▸ The task: Copy every line from the data below in which the string "continue" can be found.

Figure dataset records
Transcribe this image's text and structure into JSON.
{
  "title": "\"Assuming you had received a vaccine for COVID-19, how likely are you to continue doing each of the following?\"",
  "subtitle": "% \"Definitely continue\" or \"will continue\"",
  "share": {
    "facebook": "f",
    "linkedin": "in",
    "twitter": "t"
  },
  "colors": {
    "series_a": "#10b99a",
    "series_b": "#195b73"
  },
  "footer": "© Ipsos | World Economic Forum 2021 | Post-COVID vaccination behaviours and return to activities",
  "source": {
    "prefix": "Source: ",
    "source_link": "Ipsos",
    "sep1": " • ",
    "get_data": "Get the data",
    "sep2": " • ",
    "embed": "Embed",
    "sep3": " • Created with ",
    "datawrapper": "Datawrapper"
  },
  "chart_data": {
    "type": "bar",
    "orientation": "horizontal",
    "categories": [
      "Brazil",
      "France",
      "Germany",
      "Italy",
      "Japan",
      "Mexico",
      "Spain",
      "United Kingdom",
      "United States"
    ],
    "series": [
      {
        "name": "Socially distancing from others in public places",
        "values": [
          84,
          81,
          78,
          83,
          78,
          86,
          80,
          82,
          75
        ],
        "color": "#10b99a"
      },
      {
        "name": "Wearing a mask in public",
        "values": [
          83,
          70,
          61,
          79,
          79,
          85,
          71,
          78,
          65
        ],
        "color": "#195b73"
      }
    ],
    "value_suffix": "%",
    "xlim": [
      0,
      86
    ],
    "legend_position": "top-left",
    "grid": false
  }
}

▸ Task response:
  "title": "\"Assuming you had received a vaccine for COVID-19, how likely are you to continue doing each of the following?\"",
  "subtitle": "% \"Definitely continue\" or \"will continue\"",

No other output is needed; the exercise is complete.